▶ **Exercise**
Return every line below in which "this" appears.

▶ **Entries from a dataset**

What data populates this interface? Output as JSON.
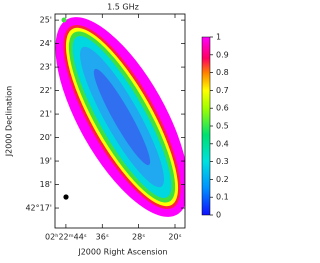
{
  "chart_data": {
    "type": "image",
    "title": "1.5 GHz",
    "xlabel": "J2000 Right Ascension",
    "ylabel": "J2000 Declination",
    "xlim": [
      46.4,
      17.8
    ],
    "xticks": [
      {
        "value": 44,
        "label": "02ʰ22ᵐ44ˢ"
      },
      {
        "value": 36,
        "label": "36ˢ"
      },
      {
        "value": 28,
        "label": "28ˢ"
      },
      {
        "value": 20,
        "label": "20ˢ"
      }
    ],
    "ylim": [
      16.15,
      25.26
    ],
    "yticks": [
      {
        "value": 25,
        "label": "25'"
      },
      {
        "value": 24,
        "label": "24'"
      },
      {
        "value": 23,
        "label": "23'"
      },
      {
        "value": 22,
        "label": "22'"
      },
      {
        "value": 21,
        "label": "21'"
      },
      {
        "value": 20,
        "label": "20'"
      },
      {
        "value": 19,
        "label": "19'"
      },
      {
        "value": 18,
        "label": "18'"
      },
      {
        "value": 17,
        "label": "42°17'"
      }
    ],
    "colorbar": {
      "ylim": [
        0,
        1
      ],
      "yticks": [
        0,
        0.1,
        0.2,
        0.3,
        0.4,
        0.5,
        0.6,
        0.7,
        0.8,
        0.9,
        1
      ]
    }
  }
}
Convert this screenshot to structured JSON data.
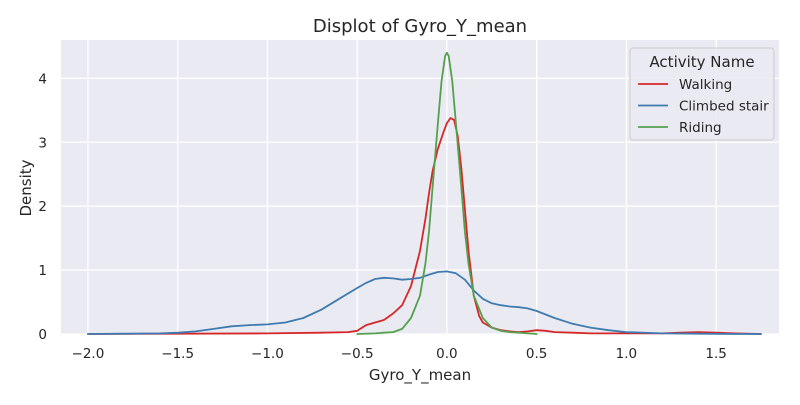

▶ **Answer in full**
What data populates this interface? Output as JSON.
Convert this screenshot to structured JSON data.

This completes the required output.